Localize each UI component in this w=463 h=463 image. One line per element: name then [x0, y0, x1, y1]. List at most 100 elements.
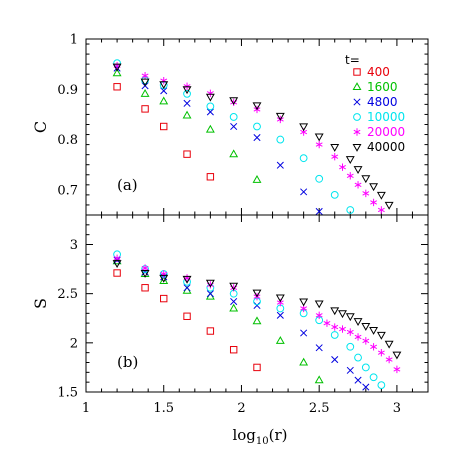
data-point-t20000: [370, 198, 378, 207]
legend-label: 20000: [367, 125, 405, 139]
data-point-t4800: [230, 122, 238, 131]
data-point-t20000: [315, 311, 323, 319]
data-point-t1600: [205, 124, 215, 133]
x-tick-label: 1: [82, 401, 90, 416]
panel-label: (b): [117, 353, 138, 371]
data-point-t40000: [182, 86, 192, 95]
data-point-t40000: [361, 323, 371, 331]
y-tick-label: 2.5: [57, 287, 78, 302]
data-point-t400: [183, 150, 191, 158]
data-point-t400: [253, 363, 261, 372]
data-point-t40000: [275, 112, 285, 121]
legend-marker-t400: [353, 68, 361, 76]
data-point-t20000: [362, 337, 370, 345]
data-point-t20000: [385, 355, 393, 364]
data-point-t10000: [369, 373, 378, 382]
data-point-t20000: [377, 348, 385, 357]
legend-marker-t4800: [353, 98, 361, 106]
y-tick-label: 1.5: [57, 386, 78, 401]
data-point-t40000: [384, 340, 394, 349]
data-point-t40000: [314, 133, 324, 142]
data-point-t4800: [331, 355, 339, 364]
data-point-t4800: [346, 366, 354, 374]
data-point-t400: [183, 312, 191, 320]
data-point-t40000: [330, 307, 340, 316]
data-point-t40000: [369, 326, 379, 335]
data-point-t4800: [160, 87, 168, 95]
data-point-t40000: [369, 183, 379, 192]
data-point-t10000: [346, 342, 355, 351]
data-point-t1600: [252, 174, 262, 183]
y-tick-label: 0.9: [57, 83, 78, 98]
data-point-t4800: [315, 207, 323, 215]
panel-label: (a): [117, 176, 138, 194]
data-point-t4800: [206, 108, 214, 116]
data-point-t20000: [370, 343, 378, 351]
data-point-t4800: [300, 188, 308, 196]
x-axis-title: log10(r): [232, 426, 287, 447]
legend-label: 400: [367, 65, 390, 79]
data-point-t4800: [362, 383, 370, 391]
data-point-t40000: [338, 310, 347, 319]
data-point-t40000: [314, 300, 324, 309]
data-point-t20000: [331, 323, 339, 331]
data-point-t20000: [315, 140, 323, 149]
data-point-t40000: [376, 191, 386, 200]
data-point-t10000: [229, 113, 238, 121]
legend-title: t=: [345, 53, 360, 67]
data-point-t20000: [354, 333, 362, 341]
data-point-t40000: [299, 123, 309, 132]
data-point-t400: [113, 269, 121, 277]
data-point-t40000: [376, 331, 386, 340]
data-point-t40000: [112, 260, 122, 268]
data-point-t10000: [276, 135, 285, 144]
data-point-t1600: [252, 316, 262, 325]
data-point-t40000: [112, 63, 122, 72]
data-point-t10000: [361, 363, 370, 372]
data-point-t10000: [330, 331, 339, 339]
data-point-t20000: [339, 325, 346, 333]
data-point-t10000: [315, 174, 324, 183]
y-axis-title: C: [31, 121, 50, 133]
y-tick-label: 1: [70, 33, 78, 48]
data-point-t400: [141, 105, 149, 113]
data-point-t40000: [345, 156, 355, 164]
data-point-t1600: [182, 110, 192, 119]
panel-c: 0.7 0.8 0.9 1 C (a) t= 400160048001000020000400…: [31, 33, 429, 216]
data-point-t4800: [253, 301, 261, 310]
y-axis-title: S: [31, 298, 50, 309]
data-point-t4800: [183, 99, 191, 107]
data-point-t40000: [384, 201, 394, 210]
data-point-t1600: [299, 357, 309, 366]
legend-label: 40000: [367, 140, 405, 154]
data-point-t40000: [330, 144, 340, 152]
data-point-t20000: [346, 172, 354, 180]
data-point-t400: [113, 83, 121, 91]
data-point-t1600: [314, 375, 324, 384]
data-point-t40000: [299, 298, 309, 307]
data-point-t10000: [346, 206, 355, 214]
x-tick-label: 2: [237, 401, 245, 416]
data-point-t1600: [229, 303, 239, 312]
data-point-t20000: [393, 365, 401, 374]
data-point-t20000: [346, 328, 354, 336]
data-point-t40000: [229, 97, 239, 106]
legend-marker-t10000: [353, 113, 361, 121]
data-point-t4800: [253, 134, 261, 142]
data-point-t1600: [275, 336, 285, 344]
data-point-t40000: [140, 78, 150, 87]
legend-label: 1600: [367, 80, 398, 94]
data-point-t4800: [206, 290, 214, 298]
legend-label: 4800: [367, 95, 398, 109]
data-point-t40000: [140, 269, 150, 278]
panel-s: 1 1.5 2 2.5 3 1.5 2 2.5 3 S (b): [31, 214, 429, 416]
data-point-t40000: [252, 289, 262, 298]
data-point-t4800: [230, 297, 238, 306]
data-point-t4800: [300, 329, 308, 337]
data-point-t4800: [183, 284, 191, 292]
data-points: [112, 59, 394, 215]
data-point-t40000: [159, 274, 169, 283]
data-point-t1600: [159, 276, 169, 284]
---
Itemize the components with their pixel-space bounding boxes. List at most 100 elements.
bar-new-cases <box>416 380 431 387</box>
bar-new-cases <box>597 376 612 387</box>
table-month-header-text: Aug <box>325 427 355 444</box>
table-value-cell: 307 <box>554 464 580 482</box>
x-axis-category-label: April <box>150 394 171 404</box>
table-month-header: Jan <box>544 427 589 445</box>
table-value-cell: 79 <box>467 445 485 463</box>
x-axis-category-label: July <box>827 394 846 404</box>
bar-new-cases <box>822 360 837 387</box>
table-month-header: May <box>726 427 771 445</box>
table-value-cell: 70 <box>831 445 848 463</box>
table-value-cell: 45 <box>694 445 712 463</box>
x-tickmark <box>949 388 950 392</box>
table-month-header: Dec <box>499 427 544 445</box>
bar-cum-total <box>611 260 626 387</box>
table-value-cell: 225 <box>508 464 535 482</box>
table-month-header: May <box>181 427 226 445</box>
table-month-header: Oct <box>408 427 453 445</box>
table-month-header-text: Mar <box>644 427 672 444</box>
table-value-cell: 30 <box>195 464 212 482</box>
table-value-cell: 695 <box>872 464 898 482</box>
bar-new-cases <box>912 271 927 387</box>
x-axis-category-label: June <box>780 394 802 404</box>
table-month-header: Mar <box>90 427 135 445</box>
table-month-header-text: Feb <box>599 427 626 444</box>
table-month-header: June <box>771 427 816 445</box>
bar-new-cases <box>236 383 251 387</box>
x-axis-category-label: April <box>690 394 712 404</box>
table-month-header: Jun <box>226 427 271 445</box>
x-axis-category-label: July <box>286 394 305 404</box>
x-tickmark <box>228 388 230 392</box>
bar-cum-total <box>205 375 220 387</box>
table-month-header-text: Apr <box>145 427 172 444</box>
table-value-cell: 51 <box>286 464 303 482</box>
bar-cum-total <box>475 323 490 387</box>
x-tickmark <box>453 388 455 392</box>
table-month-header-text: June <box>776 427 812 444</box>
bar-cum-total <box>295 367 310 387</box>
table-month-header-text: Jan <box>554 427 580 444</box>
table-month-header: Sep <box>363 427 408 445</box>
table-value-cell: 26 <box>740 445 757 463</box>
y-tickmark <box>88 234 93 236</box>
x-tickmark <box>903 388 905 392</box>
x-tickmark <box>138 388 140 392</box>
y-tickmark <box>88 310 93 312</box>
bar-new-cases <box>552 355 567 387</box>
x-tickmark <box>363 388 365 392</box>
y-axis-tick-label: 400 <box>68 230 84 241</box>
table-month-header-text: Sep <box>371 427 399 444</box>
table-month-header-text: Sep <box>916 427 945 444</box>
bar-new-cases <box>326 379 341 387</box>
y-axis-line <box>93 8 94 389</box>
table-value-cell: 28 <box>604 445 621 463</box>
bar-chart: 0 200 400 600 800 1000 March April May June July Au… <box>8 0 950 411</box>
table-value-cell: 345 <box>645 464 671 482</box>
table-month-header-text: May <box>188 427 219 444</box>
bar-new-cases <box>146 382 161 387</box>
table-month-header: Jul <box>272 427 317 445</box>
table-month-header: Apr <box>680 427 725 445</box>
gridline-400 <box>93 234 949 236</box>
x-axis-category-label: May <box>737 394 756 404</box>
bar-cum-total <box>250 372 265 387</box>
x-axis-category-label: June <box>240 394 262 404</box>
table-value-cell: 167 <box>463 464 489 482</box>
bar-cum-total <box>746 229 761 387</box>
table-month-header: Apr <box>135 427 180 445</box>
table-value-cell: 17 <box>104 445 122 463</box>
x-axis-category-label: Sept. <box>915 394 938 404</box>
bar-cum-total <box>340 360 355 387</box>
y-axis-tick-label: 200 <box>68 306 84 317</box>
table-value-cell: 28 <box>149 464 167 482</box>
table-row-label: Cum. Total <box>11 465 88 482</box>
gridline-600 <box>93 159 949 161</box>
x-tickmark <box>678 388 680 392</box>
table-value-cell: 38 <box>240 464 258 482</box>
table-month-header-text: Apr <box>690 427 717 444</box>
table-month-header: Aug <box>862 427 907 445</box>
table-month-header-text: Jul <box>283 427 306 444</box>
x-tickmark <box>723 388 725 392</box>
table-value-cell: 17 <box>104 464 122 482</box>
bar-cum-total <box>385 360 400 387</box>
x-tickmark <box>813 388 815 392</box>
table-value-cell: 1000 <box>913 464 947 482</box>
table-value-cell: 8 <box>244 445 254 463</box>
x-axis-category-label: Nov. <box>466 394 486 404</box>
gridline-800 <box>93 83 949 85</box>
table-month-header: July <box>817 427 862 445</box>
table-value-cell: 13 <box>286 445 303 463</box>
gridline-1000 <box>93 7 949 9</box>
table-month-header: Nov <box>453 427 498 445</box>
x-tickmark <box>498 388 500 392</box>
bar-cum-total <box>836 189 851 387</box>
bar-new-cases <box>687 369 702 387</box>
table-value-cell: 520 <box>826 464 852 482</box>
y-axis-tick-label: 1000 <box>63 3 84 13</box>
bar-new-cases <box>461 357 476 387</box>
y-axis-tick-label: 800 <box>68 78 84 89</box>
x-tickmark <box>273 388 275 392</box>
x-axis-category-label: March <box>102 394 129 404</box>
---
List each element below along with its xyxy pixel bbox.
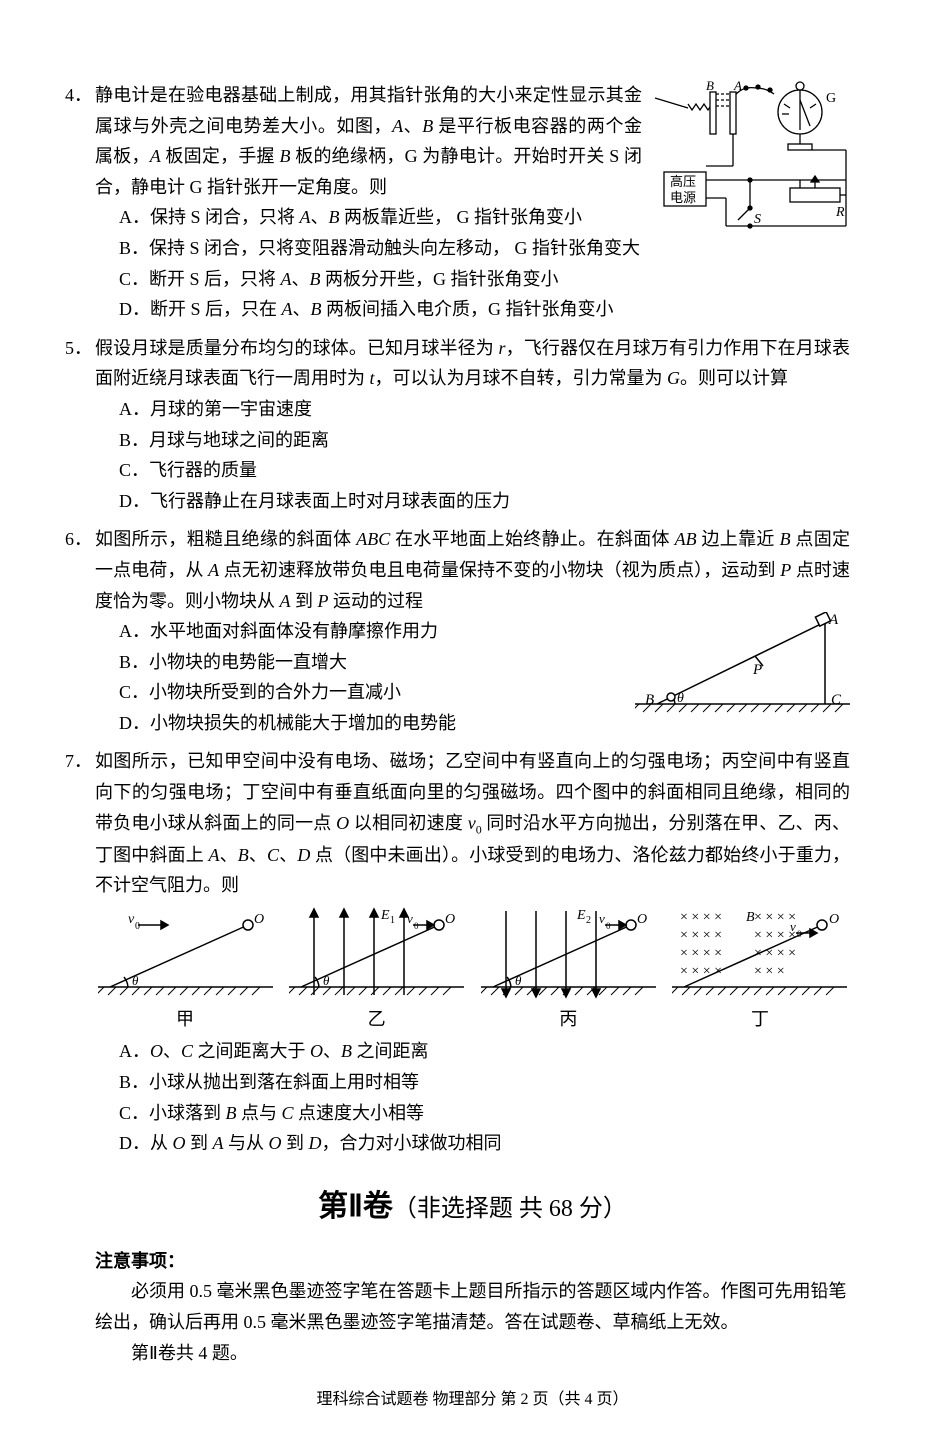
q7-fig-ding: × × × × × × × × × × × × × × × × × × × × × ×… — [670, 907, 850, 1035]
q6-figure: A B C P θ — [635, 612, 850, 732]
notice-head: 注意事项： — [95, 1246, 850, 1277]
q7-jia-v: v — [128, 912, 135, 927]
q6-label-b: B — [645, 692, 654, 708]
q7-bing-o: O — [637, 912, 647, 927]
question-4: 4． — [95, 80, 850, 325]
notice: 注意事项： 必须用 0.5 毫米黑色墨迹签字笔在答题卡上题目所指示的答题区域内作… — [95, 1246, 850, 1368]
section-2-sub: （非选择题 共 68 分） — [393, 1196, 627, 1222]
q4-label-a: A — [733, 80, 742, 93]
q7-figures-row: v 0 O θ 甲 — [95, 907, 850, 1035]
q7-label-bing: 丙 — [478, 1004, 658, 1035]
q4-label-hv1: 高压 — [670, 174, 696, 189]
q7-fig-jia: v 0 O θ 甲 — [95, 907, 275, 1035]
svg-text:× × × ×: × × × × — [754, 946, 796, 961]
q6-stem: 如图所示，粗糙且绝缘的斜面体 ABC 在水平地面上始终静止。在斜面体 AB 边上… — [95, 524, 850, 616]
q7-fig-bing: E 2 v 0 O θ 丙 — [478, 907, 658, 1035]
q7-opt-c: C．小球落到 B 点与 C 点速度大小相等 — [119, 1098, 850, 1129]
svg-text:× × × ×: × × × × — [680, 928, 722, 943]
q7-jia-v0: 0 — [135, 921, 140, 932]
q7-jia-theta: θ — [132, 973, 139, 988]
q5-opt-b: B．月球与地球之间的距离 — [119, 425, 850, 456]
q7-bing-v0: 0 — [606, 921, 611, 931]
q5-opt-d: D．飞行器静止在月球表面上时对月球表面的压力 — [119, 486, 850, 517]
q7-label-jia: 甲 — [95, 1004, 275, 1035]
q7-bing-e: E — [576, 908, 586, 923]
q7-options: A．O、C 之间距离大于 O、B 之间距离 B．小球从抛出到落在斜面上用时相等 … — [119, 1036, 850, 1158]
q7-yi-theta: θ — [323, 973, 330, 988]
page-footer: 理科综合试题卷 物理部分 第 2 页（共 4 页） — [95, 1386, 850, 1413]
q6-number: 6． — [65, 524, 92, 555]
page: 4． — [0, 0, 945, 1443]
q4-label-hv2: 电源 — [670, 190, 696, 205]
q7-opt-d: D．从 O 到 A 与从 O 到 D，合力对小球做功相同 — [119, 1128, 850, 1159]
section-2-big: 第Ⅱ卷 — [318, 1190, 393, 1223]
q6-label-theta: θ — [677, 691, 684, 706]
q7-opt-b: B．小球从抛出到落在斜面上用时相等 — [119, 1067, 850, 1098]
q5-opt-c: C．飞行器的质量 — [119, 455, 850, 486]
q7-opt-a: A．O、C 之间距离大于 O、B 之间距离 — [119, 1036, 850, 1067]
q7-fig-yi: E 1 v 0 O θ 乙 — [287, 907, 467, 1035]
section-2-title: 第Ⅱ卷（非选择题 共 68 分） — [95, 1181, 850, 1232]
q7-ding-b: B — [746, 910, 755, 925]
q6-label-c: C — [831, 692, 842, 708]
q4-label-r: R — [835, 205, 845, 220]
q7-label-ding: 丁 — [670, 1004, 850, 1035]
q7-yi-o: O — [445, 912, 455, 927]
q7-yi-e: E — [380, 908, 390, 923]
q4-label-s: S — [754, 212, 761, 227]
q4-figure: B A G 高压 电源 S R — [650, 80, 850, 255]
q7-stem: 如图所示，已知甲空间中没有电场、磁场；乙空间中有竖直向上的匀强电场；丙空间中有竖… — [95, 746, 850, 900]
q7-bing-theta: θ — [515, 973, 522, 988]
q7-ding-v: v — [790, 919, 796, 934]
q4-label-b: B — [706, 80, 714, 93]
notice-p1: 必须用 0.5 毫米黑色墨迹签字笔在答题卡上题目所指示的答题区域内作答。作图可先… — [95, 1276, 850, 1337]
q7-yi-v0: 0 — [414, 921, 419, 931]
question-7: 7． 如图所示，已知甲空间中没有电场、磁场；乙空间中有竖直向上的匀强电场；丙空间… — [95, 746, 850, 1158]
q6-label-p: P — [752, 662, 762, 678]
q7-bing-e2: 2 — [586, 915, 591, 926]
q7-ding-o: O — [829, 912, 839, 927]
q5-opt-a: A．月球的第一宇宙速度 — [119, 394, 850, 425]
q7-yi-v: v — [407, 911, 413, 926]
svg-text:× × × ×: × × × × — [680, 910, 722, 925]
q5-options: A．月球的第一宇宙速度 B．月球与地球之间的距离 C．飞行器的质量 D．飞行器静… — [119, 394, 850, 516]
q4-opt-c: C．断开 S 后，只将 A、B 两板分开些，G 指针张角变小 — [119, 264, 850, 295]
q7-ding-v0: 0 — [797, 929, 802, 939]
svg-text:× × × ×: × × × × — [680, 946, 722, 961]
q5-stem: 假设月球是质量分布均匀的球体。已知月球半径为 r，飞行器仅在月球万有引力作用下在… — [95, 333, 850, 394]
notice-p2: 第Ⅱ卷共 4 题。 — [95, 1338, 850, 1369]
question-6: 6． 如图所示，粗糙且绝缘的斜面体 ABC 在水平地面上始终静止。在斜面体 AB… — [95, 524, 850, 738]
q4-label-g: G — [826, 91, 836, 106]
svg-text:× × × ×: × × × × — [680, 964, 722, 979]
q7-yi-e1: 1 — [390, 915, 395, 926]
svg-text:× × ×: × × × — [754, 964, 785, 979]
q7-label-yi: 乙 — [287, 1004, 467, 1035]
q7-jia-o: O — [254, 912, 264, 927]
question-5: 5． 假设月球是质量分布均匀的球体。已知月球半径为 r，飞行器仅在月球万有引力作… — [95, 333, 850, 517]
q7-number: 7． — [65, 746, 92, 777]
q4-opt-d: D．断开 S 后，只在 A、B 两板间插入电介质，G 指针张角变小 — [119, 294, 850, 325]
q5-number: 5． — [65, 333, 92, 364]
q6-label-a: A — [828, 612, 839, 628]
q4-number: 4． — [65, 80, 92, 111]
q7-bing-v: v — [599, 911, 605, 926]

STATED PROBLEM. Copy out the data word for word, from the line containing "data-point-t20000: [370, 198, 378, 207]" through the line containing "data-point-t400: [183, 150, 191, 158]", including both of those lines.

RESPONSE TO THIS EXERCISE.
data-point-t20000: [370, 198, 378, 207]
legend-label: 20000: [367, 125, 405, 139]
data-point-t4800: [230, 122, 238, 131]
data-point-t20000: [315, 311, 323, 319]
data-point-t1600: [205, 124, 215, 133]
x-tick-label: 1: [82, 401, 90, 416]
panel-label: (b): [117, 353, 138, 371]
data-point-t40000: [182, 86, 192, 95]
data-point-t40000: [361, 323, 371, 331]
y-tick-label: 2.5: [57, 287, 78, 302]
data-point-t400: [183, 150, 191, 158]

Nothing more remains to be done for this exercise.